» **WORK TO BE COMPLETED**: Extract each line bearing the word "HTTPS".

(Stored items)
— BEGIN —

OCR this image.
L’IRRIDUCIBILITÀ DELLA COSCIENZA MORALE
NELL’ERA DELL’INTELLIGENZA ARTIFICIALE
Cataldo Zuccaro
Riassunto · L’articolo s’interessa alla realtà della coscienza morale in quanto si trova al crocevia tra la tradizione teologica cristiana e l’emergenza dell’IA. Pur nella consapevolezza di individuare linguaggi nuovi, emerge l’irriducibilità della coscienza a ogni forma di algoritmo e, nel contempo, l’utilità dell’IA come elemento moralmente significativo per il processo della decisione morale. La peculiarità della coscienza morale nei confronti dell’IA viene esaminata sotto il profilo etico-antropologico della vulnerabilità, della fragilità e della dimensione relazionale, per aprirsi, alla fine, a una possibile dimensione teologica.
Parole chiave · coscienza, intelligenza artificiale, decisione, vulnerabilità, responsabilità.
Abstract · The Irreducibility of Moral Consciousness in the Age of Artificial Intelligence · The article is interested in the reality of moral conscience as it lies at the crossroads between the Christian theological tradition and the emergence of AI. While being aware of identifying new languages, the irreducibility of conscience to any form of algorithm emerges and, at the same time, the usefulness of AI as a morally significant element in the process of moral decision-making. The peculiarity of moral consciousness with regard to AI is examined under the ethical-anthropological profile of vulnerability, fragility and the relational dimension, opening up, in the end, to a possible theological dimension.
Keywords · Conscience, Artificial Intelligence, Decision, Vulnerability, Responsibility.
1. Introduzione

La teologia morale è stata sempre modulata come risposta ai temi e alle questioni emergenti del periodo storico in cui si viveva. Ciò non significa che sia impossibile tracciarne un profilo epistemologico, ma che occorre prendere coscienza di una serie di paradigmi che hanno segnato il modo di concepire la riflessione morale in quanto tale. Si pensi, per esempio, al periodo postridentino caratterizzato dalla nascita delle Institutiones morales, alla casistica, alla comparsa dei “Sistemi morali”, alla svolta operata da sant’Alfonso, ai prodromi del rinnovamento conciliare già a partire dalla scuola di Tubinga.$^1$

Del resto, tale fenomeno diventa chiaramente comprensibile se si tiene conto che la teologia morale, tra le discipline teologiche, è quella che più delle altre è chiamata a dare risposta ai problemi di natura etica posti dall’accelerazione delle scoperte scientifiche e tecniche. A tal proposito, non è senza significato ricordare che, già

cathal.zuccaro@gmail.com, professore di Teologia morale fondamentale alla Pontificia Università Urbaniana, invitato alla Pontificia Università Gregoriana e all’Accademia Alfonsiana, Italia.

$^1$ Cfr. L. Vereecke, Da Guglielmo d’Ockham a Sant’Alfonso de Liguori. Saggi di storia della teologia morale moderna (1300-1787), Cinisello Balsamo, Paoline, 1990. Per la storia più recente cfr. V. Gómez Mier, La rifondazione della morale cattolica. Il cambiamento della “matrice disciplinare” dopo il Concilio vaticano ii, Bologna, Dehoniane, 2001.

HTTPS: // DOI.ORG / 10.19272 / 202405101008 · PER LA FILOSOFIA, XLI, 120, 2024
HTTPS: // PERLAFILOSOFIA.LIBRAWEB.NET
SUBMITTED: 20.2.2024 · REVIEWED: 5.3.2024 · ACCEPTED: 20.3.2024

— END —

» **RESPONSE**:
HTTPS: // DOI.ORG / 10.19272 / 202405101008 · PER LA FILOSOFIA, XLI, 120, 2024
HTTPS: // PERLAFILOSOFIA.LIBRAWEB.NET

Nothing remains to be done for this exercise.